Given request: Render the data from the line containing "240, 133, 249]" through the line containing "158, 742, 167]" as a Markdown table with the columns Row and Entry. Number the rows in order, and skip blank lines.
BEGIN
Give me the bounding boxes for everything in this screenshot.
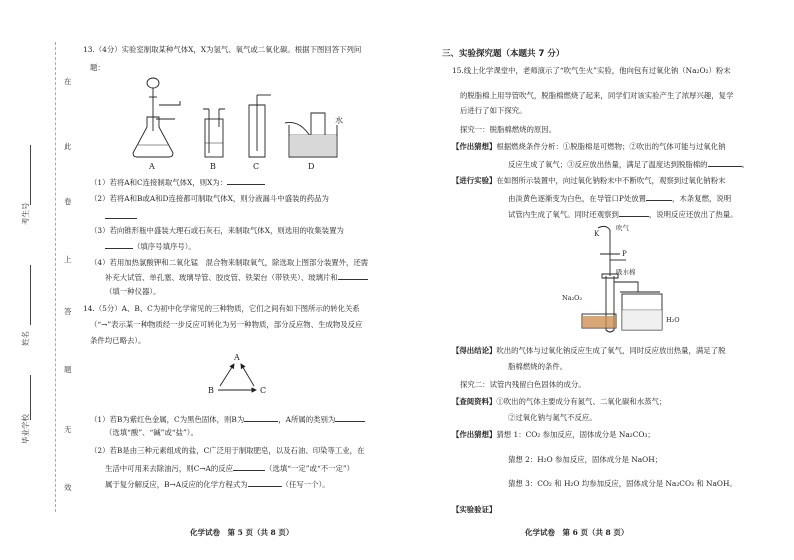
answer-blank[interactable]	[105, 240, 133, 249]
q14-part1: （1）若B为紫红色金属，C为黑色固体，则B为 ，A所属的类别为	[90, 413, 365, 425]
answer-blank[interactable]	[335, 413, 365, 422]
answer-blank[interactable]	[619, 208, 649, 217]
q14-part1-cont: （选填“酸”、“碱”或“盐”）。	[105, 428, 198, 437]
q13-part2: （2）若将A和B或A和D连接都可制取气体X，则分液漏斗中盛装的药品为	[90, 194, 329, 203]
label-blow: 吹气	[616, 224, 629, 232]
section-title: 三、实验探究题（本题共 7 分）	[442, 49, 565, 59]
references: 【查阅资料】①吹出的气体主要成分有氮气、二氧化碳和水蒸气；	[452, 397, 667, 406]
experiment-cont: 由淡黄色逐渐变为白色，在导管口P处放置 ，木条复燃，说明	[508, 194, 732, 203]
name-blank[interactable]	[30, 265, 31, 325]
hypothesis-2: 【作出猜想】猜想 1：CO₂ 参加反应，固体成分是 Na₂CO₃；	[452, 430, 655, 439]
explore-two: 探究二：试管内残留白色固体的成分。	[460, 380, 586, 389]
binding-line	[55, 42, 56, 512]
transform-triangle	[198, 350, 278, 400]
answer-blank[interactable]	[248, 478, 282, 487]
q14-part2-end: 属于复分解反应，B→A反应的化学方程式为 （任写一个）。	[105, 480, 330, 489]
experiment-end: 试管内生成了氧气。同时还观察到 ，说明反应还放出了热量。	[508, 210, 738, 219]
label-na2o2: Na₂O₂	[562, 294, 583, 302]
hypothesis-1: 【作出猜想】根据燃烧条件分析：①脱脂棉是可燃物；②吹出的气体可能与过氧化钠	[452, 142, 726, 151]
answer-blank[interactable]	[105, 210, 137, 222]
conclusion-cont: 脂棉燃烧的条件。	[508, 362, 568, 371]
q13-part3-cont: （填序号填序号）。	[105, 240, 196, 252]
hypothesis-2-item2: 猜想 2：H₂O 参加反应，固体成分是 NaOH；	[508, 455, 663, 464]
answer-blank[interactable]	[708, 158, 742, 167]
school-blank[interactable]	[30, 375, 31, 420]
label-k: K	[594, 230, 600, 238]
page-footer-left: 化学试卷 第 5 页（共 8 页）	[190, 528, 294, 537]
q13-stem-cont: 题：	[90, 63, 105, 72]
verification: 【实验验证】	[452, 505, 497, 514]
binding-char: 效	[64, 483, 72, 492]
apparatus-figure	[125, 75, 385, 170]
binding-char: 卷	[64, 197, 72, 206]
label-c: C	[253, 162, 260, 170]
label-cotton: 吸水棉	[616, 268, 636, 276]
q14-stem-end: 条件均已略去）。	[90, 336, 146, 345]
q14-stem-cont: （“→”表示某一种物质经一步反应可转化为另一种物质，部分反应物、生成物及反应	[90, 320, 363, 329]
q14-part2-cont: 生活中可用来去除油污，则C→A的反应 （选填“一定”或“不一定”）	[105, 464, 355, 473]
binding-char: 上	[64, 255, 72, 264]
q15-stem-cont: 的脱脂棉上用导管吹气，脱脂棉燃烧了起来，同学们对该实验产生了浓厚兴趣，复学	[460, 91, 734, 100]
binding-char: 无	[64, 425, 72, 434]
q13-part3: （3）若向锥形瓶中盛装大理石或石灰石，来制取气体X，则选用的收集装置为	[90, 226, 344, 235]
q15-stem: 15.线上化学课堂中，老师演示了“吹气生火”实验，他向包有过氧化钠（Na₂O₂）粉末	[452, 66, 731, 75]
binding-char: 此	[64, 142, 72, 151]
q13-part4: （4）若用加热氯酸钾和二氧化锰 混合物来制取氧气，除选取上图部分装置外，还需	[90, 258, 369, 267]
answer-blank[interactable]	[244, 413, 278, 422]
answer-blank[interactable]	[646, 192, 672, 201]
q13-part4-end: （填一种仪器）。	[105, 287, 161, 296]
label-name: 姓名	[21, 331, 30, 346]
page-footer-right: 化学试卷 第 6 页（共 8 页）	[525, 528, 629, 537]
label-h2o: H₂O	[666, 316, 680, 324]
node-b: B	[208, 386, 214, 395]
binding-char: 在	[64, 77, 72, 86]
node-c: C	[260, 386, 267, 395]
hypothesis-1-cont: 反应生成了氧气；③反应放出热量，满足了温度达到脱脂棉的 。	[508, 160, 749, 169]
node-a: A	[234, 353, 240, 362]
q13-part4-cont: 补充大试管、单孔塞、玻璃导管、胶皮管、铁架台（带铁夹）、玻璃片和	[105, 271, 368, 283]
q13-stem: 13.（4分）实验室制取某种气体X，X为氢气、氧气或二氧化碳。根据下图回答下列问	[83, 45, 362, 54]
binding-char: 题	[64, 365, 72, 374]
explore-one: 探究一：脱脂棉燃烧的原因。	[460, 125, 557, 134]
label-d: D	[308, 162, 315, 170]
label-exam-number: 考生号	[21, 202, 30, 225]
experiment: 【进行实验】在如图所示装置中，向过氧化钠粉末中不断吹气，观察到过氧化钠粉末	[452, 176, 726, 185]
label-a: A	[149, 162, 155, 170]
q13-part1: （1）若将A和C连接制取气体X，则X为：	[90, 176, 265, 188]
conclusion: 【得出结论】吹出的气体与过氧化钠反应生成了氧气，同时反应放出热量，满足了脱	[452, 346, 726, 355]
label-p: P	[622, 250, 627, 258]
label-b: B	[210, 162, 216, 170]
q14-stem: 14.（5分）A、B、C为初中化学常见的三种物质，它们之间有如下图所示的转化关系	[83, 304, 360, 313]
exam-number-blank[interactable]	[30, 145, 31, 205]
answer-blank[interactable]	[338, 271, 368, 280]
q15-stem-end: 后进行了如下探究。	[460, 106, 527, 115]
experiment-figure	[560, 222, 700, 337]
label-school: 毕业学校	[21, 414, 30, 444]
q14-part2: （2）若B是由三种元素组成的盐，C广泛用于制取肥皂，以及石油、印染等工业，在	[90, 446, 365, 455]
binding-char: 答	[64, 307, 72, 316]
answer-blank[interactable]	[233, 462, 265, 471]
water-label: 水	[335, 116, 343, 125]
references-cont: ②过氧化钠与氮气不反应。	[508, 413, 597, 422]
hypothesis-2-item3: 猜想 3：CO₂ 和 H₂O 均参加反应，固体成分是 Na₂CO₃ 和 NaOH。	[508, 479, 737, 488]
answer-blank[interactable]	[227, 176, 265, 185]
END
Solution below:
| Row | Entry |
|---|---|
| 1 | answer-blank[interactable]	[105, 240, 133, 249] |
| 2 | q14-part1: （1）若B为紫红色金属，C为黑色固体，则B为 ，A所属的类别为	[90, 413, 365, 425] |
| 3 | answer-blank[interactable]	[335, 413, 365, 422] |
| 4 | answer-blank[interactable]	[619, 208, 649, 217] |
| 5 | q14-part1-cont: （选填“酸”、“碱”或“盐”）。	[105, 428, 198, 437] |
| 6 | q13-part2: （2）若将A和B或A和D连接都可制取气体X，则分液漏斗中盛装的药品为	[90, 194, 329, 203] |
| 7 | label-blow: 吹气	[616, 224, 629, 232] |
| 8 | section-title: 三、实验探究题（本题共 7 分）	[442, 49, 565, 59] |
| 9 | references: 【查阅资料】①吹出的气体主要成分有氮气、二氧化碳和水蒸气；	[452, 397, 667, 406] |
| 10 | experiment-cont: 由淡黄色逐渐变为白色，在导管口P处放置 ，木条复燃，说明	[508, 194, 732, 203] |
| 11 | name-blank[interactable]	[30, 265, 31, 325] |
| 12 | hypothesis-2: 【作出猜想】猜想 1：CO₂ 参加反应，固体成分是 Na₂CO₃；	[452, 430, 655, 439] |
| 13 | explore-two: 探究二：试管内残留白色固体的成分。	[460, 380, 586, 389] |
| 14 | binding-line	[55, 42, 56, 512] |
| 15 | transform-triangle	[198, 350, 278, 400] |
| 16 | answer-blank[interactable]	[248, 478, 282, 487] |
| 17 | q14-part2-end: 属于复分解反应，B→A反应的化学方程式为 （任写一个）。	[105, 480, 330, 489] |
| 18 | experiment-end: 试管内生成了氧气。同时还观察到 ，说明反应还放出了热量。	[508, 210, 738, 219] |
| 19 | label-na2o2: Na₂O₂	[562, 294, 583, 302] |
| 20 | hypothesis-1: 【作出猜想】根据燃烧条件分析：①脱脂棉是可燃物；②吹出的气体可能与过氧化钠	[452, 142, 726, 151] |
| 21 | answer-blank[interactable]	[105, 210, 137, 222] |
| 22 | conclusion-cont: 脂棉燃烧的条件。	[508, 362, 568, 371] |
| 23 | q13-part3-cont: （填序号填序号）。	[105, 240, 196, 252] |
| 24 | hypothesis-2-item2: 猜想 2：H₂O 参加反应，固体成分是 NaOH；	[508, 455, 663, 464] |
| 25 | answer-blank[interactable]	[708, 158, 742, 167] |